Aim: Copy every line of the records below that holds the word "right".

[Figure contents as structured data]
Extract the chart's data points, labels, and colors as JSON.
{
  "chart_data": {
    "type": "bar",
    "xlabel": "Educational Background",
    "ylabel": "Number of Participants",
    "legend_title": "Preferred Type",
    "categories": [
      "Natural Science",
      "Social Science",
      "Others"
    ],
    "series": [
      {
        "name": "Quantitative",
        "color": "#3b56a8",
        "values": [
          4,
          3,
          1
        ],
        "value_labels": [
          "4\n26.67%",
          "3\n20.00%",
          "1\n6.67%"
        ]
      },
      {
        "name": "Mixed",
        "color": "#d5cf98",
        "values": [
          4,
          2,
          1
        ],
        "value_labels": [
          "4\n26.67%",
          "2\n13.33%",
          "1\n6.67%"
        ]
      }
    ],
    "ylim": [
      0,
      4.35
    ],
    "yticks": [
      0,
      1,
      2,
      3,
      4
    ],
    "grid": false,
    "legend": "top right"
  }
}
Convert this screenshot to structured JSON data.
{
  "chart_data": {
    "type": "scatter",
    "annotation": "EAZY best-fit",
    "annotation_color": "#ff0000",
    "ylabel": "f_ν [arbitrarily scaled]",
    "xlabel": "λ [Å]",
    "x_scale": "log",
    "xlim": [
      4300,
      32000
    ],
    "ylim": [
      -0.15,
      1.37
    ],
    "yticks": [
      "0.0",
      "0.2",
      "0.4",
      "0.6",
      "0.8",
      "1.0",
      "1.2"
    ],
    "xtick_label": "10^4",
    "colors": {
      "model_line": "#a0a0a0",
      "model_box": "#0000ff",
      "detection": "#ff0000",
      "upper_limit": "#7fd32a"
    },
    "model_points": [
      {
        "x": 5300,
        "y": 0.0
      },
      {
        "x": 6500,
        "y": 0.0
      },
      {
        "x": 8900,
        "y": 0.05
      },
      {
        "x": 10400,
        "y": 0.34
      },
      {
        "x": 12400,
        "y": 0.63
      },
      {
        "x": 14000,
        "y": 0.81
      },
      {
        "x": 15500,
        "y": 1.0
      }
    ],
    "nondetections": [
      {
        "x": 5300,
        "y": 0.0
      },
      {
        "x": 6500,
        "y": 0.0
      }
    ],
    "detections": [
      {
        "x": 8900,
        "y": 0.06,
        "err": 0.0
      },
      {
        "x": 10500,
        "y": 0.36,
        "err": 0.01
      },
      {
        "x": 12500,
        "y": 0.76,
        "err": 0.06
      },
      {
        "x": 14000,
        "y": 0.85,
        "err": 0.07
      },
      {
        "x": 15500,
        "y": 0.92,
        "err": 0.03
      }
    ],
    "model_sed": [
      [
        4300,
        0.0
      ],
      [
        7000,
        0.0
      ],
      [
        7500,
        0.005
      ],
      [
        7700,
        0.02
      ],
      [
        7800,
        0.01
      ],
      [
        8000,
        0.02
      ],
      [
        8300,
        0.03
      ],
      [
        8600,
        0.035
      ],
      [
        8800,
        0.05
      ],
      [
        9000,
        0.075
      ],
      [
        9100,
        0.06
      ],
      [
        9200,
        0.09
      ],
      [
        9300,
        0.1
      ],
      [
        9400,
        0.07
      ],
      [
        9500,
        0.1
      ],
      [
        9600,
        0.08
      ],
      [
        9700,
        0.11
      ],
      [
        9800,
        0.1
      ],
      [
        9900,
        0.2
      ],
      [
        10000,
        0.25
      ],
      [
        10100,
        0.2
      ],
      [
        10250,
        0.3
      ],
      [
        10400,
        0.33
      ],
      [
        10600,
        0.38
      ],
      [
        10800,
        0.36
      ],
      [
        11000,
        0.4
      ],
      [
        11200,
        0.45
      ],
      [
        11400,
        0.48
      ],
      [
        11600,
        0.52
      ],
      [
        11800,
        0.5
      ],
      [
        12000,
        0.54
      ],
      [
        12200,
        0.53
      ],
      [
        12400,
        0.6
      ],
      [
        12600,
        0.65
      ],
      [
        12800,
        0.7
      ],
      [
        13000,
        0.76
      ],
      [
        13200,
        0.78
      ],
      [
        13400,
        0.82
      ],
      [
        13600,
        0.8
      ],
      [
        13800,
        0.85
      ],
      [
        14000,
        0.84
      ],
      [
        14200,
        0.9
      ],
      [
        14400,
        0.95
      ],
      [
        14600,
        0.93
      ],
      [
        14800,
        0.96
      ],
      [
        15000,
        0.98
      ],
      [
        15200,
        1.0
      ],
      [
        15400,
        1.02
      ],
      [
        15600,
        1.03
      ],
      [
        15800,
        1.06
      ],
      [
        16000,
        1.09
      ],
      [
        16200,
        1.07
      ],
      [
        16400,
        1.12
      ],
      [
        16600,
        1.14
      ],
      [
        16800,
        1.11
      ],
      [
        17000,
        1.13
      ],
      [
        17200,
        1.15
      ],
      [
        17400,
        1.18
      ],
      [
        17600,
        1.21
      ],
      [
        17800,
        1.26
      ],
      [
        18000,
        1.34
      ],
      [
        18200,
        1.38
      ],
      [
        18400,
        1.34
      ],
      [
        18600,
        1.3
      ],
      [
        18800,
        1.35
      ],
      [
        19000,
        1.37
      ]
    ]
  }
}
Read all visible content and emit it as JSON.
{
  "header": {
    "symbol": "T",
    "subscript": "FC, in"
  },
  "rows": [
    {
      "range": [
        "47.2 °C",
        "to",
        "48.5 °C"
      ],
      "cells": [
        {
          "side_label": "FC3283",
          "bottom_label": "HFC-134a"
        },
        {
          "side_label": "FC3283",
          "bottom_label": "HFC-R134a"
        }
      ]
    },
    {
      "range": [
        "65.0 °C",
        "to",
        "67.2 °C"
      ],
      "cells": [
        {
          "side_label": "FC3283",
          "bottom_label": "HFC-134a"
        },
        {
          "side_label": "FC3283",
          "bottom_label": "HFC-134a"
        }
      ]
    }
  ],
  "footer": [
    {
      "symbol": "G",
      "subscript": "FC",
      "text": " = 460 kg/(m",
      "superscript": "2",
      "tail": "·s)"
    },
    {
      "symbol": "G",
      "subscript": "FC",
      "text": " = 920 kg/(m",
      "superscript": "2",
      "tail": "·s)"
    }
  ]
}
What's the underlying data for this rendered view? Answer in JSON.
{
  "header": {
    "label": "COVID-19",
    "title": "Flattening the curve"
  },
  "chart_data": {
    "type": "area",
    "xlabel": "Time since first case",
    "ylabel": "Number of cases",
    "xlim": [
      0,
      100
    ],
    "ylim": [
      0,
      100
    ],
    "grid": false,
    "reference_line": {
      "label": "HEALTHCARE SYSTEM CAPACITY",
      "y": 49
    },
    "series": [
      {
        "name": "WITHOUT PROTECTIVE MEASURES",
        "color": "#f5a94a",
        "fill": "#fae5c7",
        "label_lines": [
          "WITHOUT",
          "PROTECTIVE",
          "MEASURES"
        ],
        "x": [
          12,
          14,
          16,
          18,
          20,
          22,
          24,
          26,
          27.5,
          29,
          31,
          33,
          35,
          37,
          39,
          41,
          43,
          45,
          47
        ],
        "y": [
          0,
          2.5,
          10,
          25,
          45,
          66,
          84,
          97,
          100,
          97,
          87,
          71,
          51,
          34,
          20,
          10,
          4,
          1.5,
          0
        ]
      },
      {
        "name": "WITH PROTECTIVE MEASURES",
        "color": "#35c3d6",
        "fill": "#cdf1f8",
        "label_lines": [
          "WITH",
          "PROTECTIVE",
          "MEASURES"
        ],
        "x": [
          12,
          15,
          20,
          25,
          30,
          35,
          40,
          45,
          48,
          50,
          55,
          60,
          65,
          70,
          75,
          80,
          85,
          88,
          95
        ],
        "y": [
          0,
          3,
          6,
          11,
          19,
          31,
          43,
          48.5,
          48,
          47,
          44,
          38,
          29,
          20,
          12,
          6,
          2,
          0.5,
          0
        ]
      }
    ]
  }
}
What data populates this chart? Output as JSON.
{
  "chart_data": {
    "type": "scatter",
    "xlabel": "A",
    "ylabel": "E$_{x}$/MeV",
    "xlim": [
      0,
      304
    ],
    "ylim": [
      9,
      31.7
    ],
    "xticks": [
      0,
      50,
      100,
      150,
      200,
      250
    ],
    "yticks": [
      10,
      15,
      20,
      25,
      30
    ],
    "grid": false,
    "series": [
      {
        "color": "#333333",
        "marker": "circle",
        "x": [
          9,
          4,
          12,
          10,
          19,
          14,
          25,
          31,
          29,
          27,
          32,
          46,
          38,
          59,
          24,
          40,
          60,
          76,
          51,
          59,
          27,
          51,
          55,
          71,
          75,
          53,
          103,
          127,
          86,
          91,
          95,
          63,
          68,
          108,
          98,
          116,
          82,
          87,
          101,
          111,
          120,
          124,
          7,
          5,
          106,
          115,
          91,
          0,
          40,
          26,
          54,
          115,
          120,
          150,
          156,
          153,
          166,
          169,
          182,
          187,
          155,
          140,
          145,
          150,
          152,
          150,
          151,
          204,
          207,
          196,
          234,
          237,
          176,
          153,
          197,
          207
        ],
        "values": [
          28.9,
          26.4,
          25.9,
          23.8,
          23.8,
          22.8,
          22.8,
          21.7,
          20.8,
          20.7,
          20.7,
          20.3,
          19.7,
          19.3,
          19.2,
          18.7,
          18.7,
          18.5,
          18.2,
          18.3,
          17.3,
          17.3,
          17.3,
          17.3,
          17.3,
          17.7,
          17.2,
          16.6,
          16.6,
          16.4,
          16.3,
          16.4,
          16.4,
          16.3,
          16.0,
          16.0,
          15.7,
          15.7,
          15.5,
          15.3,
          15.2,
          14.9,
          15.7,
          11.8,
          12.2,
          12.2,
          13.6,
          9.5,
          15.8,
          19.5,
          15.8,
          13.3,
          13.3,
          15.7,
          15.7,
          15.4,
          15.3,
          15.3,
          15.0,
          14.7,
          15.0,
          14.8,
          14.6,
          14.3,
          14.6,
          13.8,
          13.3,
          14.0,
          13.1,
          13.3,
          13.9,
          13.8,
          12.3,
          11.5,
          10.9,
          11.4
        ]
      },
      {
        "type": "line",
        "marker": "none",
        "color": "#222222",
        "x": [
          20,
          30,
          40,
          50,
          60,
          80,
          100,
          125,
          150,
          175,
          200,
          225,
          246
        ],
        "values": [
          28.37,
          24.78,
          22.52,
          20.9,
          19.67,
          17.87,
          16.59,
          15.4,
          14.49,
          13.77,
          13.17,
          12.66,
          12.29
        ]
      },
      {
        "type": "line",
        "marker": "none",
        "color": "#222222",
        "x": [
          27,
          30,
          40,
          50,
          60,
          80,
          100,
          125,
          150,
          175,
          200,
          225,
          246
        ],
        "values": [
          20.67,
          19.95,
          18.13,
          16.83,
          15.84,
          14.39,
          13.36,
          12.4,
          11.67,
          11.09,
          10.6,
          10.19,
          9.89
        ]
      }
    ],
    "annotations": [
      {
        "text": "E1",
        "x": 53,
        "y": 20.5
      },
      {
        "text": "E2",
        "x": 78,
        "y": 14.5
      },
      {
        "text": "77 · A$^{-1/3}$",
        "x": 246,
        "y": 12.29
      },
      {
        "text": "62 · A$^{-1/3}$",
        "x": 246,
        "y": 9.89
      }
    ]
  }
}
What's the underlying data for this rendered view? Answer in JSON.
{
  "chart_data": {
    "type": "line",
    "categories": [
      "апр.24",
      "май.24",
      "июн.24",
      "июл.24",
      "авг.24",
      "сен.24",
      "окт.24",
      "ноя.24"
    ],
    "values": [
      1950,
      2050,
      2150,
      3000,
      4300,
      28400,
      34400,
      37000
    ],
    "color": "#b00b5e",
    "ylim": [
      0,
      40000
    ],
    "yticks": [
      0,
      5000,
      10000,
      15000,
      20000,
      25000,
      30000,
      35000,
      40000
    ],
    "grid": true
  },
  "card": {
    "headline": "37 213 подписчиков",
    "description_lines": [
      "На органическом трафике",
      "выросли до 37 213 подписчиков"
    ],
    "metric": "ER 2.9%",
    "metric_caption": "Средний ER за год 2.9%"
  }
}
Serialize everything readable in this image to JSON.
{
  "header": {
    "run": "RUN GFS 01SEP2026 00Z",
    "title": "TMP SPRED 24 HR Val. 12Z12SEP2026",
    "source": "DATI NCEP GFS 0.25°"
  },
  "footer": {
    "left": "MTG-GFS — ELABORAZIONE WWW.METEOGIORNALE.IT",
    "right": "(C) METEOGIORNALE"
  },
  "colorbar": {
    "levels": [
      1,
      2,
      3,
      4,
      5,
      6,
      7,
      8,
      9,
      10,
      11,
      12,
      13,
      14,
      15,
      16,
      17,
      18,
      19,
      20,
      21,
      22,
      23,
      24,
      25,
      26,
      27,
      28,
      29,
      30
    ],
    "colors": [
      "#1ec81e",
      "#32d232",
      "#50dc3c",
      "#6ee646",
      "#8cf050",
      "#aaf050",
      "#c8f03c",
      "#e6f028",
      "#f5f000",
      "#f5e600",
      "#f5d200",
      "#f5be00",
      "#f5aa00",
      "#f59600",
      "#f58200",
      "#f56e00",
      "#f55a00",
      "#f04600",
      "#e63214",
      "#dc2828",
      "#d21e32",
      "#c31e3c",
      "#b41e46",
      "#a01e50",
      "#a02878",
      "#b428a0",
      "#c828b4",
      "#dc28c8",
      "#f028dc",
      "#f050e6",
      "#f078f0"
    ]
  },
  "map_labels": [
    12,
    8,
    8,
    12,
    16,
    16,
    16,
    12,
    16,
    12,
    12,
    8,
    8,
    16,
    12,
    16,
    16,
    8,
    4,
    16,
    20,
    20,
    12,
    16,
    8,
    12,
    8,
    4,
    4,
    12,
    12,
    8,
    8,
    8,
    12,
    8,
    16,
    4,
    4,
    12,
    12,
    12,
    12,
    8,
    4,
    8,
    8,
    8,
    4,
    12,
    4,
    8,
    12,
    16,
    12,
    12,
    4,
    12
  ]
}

Final result:
    "legend": "top right"
    "right": "(C) METEOGIORNALE"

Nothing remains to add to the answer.